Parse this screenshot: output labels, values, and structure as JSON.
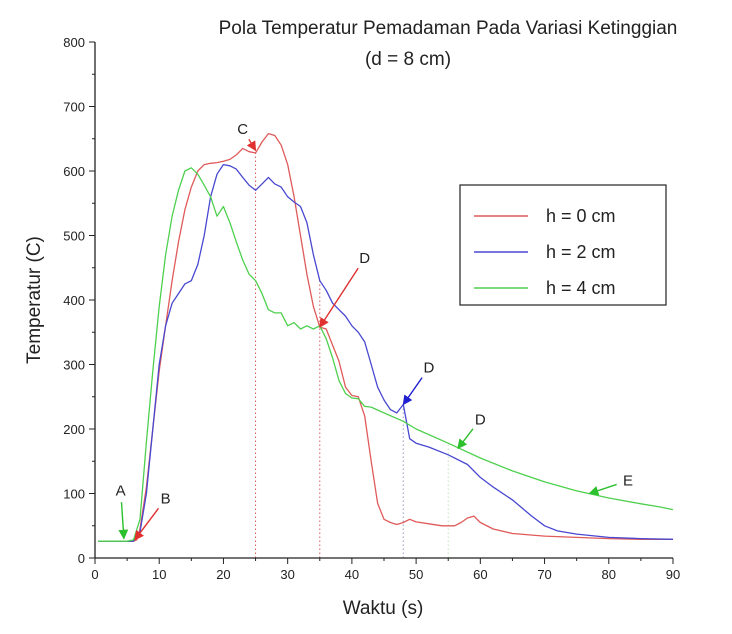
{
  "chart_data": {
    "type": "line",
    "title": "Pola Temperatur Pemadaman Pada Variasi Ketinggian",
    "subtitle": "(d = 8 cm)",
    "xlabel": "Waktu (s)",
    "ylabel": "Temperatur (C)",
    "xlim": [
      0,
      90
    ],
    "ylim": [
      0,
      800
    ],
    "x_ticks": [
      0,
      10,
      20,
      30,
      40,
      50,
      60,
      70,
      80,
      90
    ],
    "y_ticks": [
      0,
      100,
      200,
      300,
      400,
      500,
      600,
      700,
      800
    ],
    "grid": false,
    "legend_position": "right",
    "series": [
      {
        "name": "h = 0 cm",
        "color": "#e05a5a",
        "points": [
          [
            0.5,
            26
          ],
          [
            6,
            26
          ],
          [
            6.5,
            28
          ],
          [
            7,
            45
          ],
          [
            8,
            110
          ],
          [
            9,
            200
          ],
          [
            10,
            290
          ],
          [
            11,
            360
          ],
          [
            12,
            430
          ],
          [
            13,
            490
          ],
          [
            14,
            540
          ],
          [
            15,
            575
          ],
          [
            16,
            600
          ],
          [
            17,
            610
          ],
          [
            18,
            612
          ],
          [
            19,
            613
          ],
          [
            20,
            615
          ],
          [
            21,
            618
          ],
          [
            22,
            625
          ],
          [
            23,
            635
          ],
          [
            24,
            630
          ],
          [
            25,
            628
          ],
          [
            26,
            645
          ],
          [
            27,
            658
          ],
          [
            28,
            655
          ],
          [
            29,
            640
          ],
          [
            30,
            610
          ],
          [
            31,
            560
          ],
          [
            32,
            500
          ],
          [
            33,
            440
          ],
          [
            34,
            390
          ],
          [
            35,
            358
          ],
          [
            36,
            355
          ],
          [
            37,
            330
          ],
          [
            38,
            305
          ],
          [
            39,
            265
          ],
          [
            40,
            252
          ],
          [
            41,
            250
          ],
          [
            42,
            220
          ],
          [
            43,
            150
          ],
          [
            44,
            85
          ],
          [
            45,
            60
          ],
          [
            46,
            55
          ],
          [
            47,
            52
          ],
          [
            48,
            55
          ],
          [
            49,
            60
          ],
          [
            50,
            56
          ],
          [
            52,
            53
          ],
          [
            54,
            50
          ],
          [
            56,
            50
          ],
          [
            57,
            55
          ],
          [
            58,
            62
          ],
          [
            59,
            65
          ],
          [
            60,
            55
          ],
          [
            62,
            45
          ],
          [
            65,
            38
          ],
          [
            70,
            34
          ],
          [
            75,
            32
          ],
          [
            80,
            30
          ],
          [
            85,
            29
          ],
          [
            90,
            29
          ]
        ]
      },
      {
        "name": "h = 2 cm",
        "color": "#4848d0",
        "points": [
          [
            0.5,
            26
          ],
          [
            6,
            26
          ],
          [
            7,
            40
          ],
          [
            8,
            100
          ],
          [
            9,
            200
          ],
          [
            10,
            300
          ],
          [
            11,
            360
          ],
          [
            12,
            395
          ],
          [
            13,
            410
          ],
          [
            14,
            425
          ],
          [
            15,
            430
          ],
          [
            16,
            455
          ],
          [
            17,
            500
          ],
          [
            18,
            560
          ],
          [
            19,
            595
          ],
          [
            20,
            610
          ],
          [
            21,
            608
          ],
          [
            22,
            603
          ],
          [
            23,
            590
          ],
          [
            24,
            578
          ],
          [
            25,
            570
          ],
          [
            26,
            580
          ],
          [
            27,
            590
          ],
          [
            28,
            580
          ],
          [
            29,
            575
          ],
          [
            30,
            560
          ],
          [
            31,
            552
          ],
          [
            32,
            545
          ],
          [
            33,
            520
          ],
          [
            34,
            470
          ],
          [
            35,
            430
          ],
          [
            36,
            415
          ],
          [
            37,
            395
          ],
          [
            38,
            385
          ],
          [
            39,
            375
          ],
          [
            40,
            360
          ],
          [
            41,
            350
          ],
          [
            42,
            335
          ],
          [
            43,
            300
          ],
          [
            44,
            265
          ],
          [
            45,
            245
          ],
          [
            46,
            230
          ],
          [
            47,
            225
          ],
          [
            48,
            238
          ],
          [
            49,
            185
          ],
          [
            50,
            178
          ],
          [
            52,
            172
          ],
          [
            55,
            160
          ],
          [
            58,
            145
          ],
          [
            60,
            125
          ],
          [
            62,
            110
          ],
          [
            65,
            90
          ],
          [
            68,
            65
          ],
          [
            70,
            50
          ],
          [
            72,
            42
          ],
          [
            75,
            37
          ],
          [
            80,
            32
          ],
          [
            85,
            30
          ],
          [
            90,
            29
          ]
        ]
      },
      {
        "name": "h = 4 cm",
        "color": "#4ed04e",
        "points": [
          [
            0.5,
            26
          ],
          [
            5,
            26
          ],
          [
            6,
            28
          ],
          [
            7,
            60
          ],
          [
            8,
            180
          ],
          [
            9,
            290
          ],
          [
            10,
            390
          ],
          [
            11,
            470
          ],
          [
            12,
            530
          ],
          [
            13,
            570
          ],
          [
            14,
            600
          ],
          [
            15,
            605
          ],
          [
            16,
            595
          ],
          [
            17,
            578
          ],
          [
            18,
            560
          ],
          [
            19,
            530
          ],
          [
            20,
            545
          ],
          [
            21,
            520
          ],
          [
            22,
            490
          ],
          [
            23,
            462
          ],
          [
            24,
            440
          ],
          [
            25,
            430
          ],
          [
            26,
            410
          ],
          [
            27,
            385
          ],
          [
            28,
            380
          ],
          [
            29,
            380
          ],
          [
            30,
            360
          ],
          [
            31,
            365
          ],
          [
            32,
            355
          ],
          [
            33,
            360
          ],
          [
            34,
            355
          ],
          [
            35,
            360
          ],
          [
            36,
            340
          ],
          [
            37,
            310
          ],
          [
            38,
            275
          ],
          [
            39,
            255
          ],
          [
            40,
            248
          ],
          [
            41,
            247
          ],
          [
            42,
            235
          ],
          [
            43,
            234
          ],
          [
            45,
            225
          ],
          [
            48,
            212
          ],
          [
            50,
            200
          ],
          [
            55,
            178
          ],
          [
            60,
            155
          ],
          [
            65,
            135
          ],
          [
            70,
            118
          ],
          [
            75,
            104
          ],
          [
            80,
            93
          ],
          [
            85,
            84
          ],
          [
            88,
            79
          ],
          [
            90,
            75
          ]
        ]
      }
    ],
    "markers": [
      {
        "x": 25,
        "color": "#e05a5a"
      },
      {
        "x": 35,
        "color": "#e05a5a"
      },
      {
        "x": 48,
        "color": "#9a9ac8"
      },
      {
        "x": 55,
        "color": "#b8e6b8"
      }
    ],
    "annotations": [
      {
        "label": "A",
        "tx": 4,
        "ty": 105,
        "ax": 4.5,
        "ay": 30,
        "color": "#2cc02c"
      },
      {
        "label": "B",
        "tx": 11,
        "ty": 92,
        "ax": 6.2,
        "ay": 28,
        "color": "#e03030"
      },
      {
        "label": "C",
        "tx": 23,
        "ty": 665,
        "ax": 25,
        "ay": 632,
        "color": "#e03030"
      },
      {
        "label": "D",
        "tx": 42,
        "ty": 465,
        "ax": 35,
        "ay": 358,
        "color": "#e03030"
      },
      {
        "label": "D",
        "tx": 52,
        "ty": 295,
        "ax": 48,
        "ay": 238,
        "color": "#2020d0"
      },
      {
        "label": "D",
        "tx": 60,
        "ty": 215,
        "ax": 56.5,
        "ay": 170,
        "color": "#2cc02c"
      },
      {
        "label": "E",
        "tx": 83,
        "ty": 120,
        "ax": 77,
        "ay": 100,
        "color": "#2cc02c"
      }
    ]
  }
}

■ Aim ■
From the listing above, print every entry precisely and drop the pictures.

■ Response to this exercise ■
Parse this screenshot: output labels, values, and structure as JSON.
{
  "chart_data": {
    "type": "line",
    "title": "Pola Temperatur Pemadaman Pada Variasi Ketinggian",
    "subtitle": "(d = 8 cm)",
    "xlabel": "Waktu (s)",
    "ylabel": "Temperatur (C)",
    "xlim": [
      0,
      90
    ],
    "ylim": [
      0,
      800
    ],
    "x_ticks": [
      0,
      10,
      20,
      30,
      40,
      50,
      60,
      70,
      80,
      90
    ],
    "y_ticks": [
      0,
      100,
      200,
      300,
      400,
      500,
      600,
      700,
      800
    ],
    "grid": false,
    "legend_position": "right",
    "series": [
      {
        "name": "h = 0 cm",
        "color": "#e05a5a",
        "points": [
          [
            0.5,
            26
          ],
          [
            6,
            26
          ],
          [
            6.5,
            28
          ],
          [
            7,
            45
          ],
          [
            8,
            110
          ],
          [
            9,
            200
          ],
          [
            10,
            290
          ],
          [
            11,
            360
          ],
          [
            12,
            430
          ],
          [
            13,
            490
          ],
          [
            14,
            540
          ],
          [
            15,
            575
          ],
          [
            16,
            600
          ],
          [
            17,
            610
          ],
          [
            18,
            612
          ],
          [
            19,
            613
          ],
          [
            20,
            615
          ],
          [
            21,
            618
          ],
          [
            22,
            625
          ],
          [
            23,
            635
          ],
          [
            24,
            630
          ],
          [
            25,
            628
          ],
          [
            26,
            645
          ],
          [
            27,
            658
          ],
          [
            28,
            655
          ],
          [
            29,
            640
          ],
          [
            30,
            610
          ],
          [
            31,
            560
          ],
          [
            32,
            500
          ],
          [
            33,
            440
          ],
          [
            34,
            390
          ],
          [
            35,
            358
          ],
          [
            36,
            355
          ],
          [
            37,
            330
          ],
          [
            38,
            305
          ],
          [
            39,
            265
          ],
          [
            40,
            252
          ],
          [
            41,
            250
          ],
          [
            42,
            220
          ],
          [
            43,
            150
          ],
          [
            44,
            85
          ],
          [
            45,
            60
          ],
          [
            46,
            55
          ],
          [
            47,
            52
          ],
          [
            48,
            55
          ],
          [
            49,
            60
          ],
          [
            50,
            56
          ],
          [
            52,
            53
          ],
          [
            54,
            50
          ],
          [
            56,
            50
          ],
          [
            57,
            55
          ],
          [
            58,
            62
          ],
          [
            59,
            65
          ],
          [
            60,
            55
          ],
          [
            62,
            45
          ],
          [
            65,
            38
          ],
          [
            70,
            34
          ],
          [
            75,
            32
          ],
          [
            80,
            30
          ],
          [
            85,
            29
          ],
          [
            90,
            29
          ]
        ]
      },
      {
        "name": "h = 2 cm",
        "color": "#4848d0",
        "points": [
          [
            0.5,
            26
          ],
          [
            6,
            26
          ],
          [
            7,
            40
          ],
          [
            8,
            100
          ],
          [
            9,
            200
          ],
          [
            10,
            300
          ],
          [
            11,
            360
          ],
          [
            12,
            395
          ],
          [
            13,
            410
          ],
          [
            14,
            425
          ],
          [
            15,
            430
          ],
          [
            16,
            455
          ],
          [
            17,
            500
          ],
          [
            18,
            560
          ],
          [
            19,
            595
          ],
          [
            20,
            610
          ],
          [
            21,
            608
          ],
          [
            22,
            603
          ],
          [
            23,
            590
          ],
          [
            24,
            578
          ],
          [
            25,
            570
          ],
          [
            26,
            580
          ],
          [
            27,
            590
          ],
          [
            28,
            580
          ],
          [
            29,
            575
          ],
          [
            30,
            560
          ],
          [
            31,
            552
          ],
          [
            32,
            545
          ],
          [
            33,
            520
          ],
          [
            34,
            470
          ],
          [
            35,
            430
          ],
          [
            36,
            415
          ],
          [
            37,
            395
          ],
          [
            38,
            385
          ],
          [
            39,
            375
          ],
          [
            40,
            360
          ],
          [
            41,
            350
          ],
          [
            42,
            335
          ],
          [
            43,
            300
          ],
          [
            44,
            265
          ],
          [
            45,
            245
          ],
          [
            46,
            230
          ],
          [
            47,
            225
          ],
          [
            48,
            238
          ],
          [
            49,
            185
          ],
          [
            50,
            178
          ],
          [
            52,
            172
          ],
          [
            55,
            160
          ],
          [
            58,
            145
          ],
          [
            60,
            125
          ],
          [
            62,
            110
          ],
          [
            65,
            90
          ],
          [
            68,
            65
          ],
          [
            70,
            50
          ],
          [
            72,
            42
          ],
          [
            75,
            37
          ],
          [
            80,
            32
          ],
          [
            85,
            30
          ],
          [
            90,
            29
          ]
        ]
      },
      {
        "name": "h = 4 cm",
        "color": "#4ed04e",
        "points": [
          [
            0.5,
            26
          ],
          [
            5,
            26
          ],
          [
            6,
            28
          ],
          [
            7,
            60
          ],
          [
            8,
            180
          ],
          [
            9,
            290
          ],
          [
            10,
            390
          ],
          [
            11,
            470
          ],
          [
            12,
            530
          ],
          [
            13,
            570
          ],
          [
            14,
            600
          ],
          [
            15,
            605
          ],
          [
            16,
            595
          ],
          [
            17,
            578
          ],
          [
            18,
            560
          ],
          [
            19,
            530
          ],
          [
            20,
            545
          ],
          [
            21,
            520
          ],
          [
            22,
            490
          ],
          [
            23,
            462
          ],
          [
            24,
            440
          ],
          [
            25,
            430
          ],
          [
            26,
            410
          ],
          [
            27,
            385
          ],
          [
            28,
            380
          ],
          [
            29,
            380
          ],
          [
            30,
            360
          ],
          [
            31,
            365
          ],
          [
            32,
            355
          ],
          [
            33,
            360
          ],
          [
            34,
            355
          ],
          [
            35,
            360
          ],
          [
            36,
            340
          ],
          [
            37,
            310
          ],
          [
            38,
            275
          ],
          [
            39,
            255
          ],
          [
            40,
            248
          ],
          [
            41,
            247
          ],
          [
            42,
            235
          ],
          [
            43,
            234
          ],
          [
            45,
            225
          ],
          [
            48,
            212
          ],
          [
            50,
            200
          ],
          [
            55,
            178
          ],
          [
            60,
            155
          ],
          [
            65,
            135
          ],
          [
            70,
            118
          ],
          [
            75,
            104
          ],
          [
            80,
            93
          ],
          [
            85,
            84
          ],
          [
            88,
            79
          ],
          [
            90,
            75
          ]
        ]
      }
    ],
    "markers": [
      {
        "x": 25,
        "color": "#e05a5a"
      },
      {
        "x": 35,
        "color": "#e05a5a"
      },
      {
        "x": 48,
        "color": "#9a9ac8"
      },
      {
        "x": 55,
        "color": "#b8e6b8"
      }
    ],
    "annotations": [
      {
        "label": "A",
        "tx": 4,
        "ty": 105,
        "ax": 4.5,
        "ay": 30,
        "color": "#2cc02c"
      },
      {
        "label": "B",
        "tx": 11,
        "ty": 92,
        "ax": 6.2,
        "ay": 28,
        "color": "#e03030"
      },
      {
        "label": "C",
        "tx": 23,
        "ty": 665,
        "ax": 25,
        "ay": 632,
        "color": "#e03030"
      },
      {
        "label": "D",
        "tx": 42,
        "ty": 465,
        "ax": 35,
        "ay": 358,
        "color": "#e03030"
      },
      {
        "label": "D",
        "tx": 52,
        "ty": 295,
        "ax": 48,
        "ay": 238,
        "color": "#2020d0"
      },
      {
        "label": "D",
        "tx": 60,
        "ty": 215,
        "ax": 56.5,
        "ay": 170,
        "color": "#2cc02c"
      },
      {
        "label": "E",
        "tx": 83,
        "ty": 120,
        "ax": 77,
        "ay": 100,
        "color": "#2cc02c"
      }
    ]
  }
}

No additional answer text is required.